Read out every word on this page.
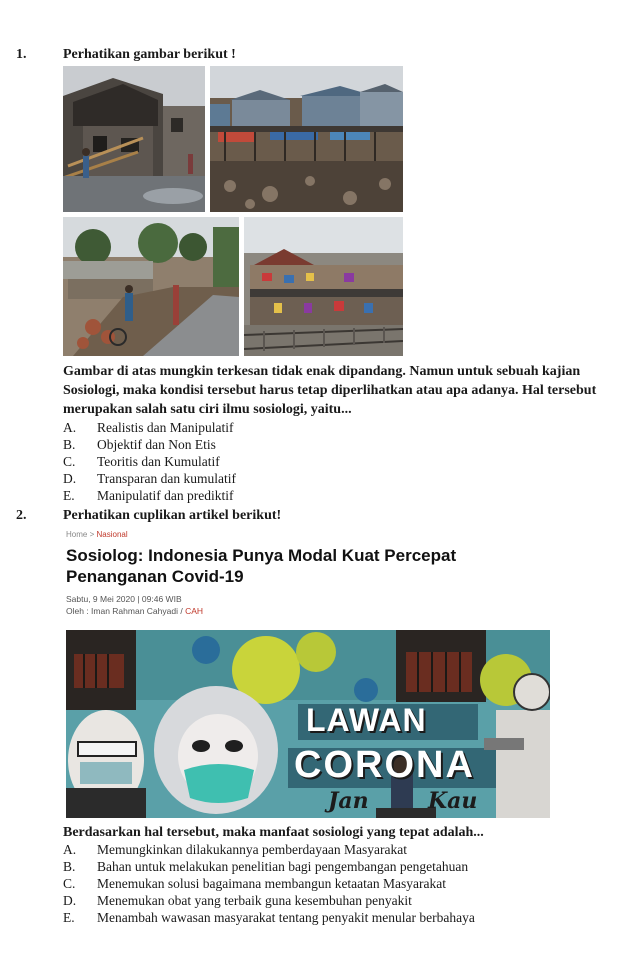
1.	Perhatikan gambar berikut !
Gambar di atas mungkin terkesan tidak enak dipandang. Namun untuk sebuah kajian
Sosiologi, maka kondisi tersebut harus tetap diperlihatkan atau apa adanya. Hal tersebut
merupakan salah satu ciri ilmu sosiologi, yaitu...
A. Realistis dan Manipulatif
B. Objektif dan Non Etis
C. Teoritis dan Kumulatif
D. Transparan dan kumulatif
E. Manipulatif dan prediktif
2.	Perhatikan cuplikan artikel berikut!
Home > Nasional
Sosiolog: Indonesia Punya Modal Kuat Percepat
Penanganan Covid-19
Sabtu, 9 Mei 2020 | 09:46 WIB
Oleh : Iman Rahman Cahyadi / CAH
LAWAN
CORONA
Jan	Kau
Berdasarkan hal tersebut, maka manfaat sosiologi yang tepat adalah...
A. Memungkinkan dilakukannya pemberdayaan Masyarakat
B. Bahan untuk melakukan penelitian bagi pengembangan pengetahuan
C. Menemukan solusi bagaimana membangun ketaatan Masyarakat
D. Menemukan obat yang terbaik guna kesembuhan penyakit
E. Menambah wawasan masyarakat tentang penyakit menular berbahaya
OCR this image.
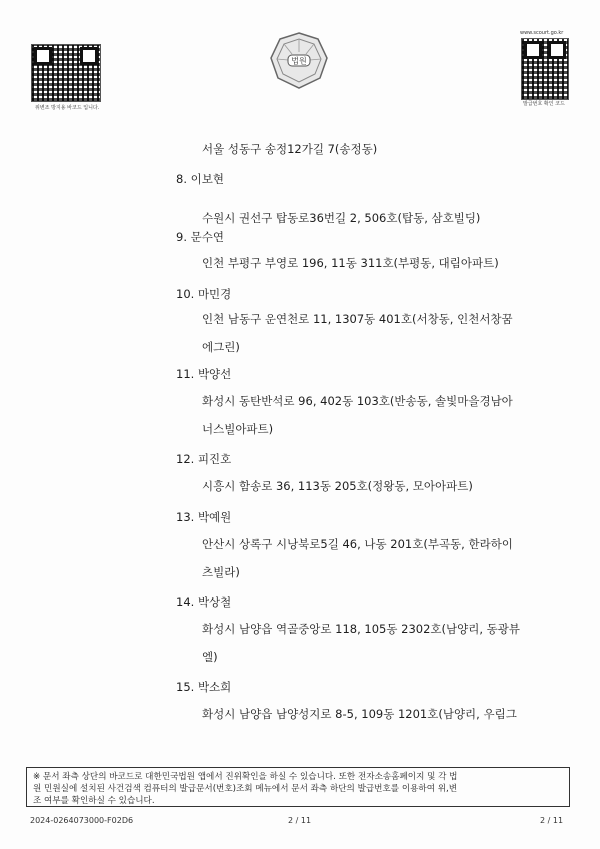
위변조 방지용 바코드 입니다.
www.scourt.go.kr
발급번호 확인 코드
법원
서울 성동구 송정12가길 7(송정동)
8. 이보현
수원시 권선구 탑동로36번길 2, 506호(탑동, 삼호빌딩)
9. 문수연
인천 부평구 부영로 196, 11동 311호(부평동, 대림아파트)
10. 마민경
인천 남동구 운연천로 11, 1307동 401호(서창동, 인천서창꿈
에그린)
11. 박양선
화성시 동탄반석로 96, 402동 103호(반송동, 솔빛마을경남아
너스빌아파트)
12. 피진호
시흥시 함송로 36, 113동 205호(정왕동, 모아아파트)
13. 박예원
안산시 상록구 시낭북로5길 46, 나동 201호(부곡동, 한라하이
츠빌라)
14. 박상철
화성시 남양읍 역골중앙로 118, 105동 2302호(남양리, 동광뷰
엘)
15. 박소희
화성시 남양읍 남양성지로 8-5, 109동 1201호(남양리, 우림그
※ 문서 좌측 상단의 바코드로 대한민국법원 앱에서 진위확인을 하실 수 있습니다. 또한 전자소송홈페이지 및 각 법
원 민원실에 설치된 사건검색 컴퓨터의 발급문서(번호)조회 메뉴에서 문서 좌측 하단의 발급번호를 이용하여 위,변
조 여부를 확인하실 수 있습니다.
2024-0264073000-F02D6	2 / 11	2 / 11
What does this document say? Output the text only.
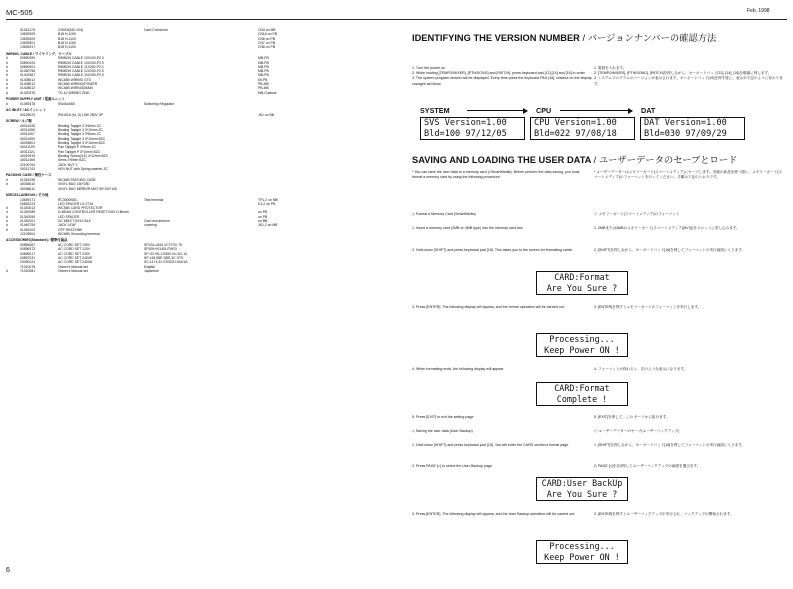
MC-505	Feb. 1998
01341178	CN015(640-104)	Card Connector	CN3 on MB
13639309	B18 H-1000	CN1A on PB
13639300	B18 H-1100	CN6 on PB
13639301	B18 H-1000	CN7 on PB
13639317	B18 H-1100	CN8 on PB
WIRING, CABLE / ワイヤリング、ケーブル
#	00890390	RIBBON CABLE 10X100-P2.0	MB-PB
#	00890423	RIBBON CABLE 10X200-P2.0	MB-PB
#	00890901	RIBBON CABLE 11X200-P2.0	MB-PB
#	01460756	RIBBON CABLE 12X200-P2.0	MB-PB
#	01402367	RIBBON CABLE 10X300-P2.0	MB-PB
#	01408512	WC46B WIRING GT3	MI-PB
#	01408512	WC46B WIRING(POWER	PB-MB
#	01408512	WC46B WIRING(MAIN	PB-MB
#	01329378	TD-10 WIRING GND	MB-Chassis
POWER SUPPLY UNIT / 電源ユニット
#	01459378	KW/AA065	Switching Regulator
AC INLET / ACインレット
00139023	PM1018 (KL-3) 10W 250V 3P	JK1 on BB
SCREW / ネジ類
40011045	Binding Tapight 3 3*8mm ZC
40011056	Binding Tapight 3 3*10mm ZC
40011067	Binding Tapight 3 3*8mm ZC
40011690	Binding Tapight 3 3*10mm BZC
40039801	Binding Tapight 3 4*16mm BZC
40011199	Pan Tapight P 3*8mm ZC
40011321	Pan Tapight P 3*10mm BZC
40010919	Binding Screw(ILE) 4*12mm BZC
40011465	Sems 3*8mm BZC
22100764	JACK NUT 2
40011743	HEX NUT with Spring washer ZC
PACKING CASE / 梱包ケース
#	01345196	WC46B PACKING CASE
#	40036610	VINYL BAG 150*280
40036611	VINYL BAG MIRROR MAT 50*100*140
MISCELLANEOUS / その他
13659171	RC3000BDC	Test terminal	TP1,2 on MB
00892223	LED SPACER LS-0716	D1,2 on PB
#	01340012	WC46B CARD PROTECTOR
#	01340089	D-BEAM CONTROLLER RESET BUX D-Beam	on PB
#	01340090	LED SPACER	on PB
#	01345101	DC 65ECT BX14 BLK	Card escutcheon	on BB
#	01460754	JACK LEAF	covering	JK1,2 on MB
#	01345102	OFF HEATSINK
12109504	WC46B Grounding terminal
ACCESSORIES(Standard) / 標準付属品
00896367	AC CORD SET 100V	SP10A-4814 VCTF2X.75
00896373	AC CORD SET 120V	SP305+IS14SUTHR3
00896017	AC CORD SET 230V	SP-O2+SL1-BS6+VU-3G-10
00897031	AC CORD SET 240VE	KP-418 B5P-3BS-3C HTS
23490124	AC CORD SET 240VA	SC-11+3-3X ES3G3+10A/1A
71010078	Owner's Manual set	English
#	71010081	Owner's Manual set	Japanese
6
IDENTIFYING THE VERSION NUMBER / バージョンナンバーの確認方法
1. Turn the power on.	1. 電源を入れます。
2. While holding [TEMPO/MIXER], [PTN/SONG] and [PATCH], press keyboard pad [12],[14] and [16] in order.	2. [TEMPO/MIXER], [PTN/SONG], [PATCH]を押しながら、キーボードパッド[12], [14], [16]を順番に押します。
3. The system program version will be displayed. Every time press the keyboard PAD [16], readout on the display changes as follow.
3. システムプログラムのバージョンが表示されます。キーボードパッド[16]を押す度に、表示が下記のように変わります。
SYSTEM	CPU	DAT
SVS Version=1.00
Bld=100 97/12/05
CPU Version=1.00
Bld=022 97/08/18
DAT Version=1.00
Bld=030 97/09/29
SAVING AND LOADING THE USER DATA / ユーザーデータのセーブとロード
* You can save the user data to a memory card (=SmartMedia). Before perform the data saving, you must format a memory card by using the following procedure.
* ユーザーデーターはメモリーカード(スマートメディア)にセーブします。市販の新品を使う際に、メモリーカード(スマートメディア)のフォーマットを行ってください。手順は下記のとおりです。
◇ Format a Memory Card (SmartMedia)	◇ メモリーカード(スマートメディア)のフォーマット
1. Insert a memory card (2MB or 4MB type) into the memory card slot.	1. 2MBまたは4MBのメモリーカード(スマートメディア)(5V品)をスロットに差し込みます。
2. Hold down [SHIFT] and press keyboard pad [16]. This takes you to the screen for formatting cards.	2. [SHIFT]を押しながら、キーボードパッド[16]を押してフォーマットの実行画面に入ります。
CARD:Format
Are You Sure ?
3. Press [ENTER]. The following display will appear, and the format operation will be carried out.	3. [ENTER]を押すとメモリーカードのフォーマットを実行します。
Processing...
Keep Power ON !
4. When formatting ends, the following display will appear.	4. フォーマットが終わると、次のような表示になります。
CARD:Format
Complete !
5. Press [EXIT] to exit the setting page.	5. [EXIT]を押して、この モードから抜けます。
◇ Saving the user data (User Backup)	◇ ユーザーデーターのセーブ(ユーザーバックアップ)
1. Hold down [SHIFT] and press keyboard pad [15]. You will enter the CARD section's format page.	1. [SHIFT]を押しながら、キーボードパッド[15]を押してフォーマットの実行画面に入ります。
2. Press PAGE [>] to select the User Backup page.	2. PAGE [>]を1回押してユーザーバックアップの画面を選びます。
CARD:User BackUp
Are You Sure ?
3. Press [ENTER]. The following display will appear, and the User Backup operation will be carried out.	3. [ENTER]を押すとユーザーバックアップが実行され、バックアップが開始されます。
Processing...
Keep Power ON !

-*-*-

=== Goal ===
Look for lines containing the string "VINYL" and copy them all.

=== Exercise response ===
#	40036610	VINYL BAG 150*280
40036611	VINYL BAG MIRROR MAT 50*100*140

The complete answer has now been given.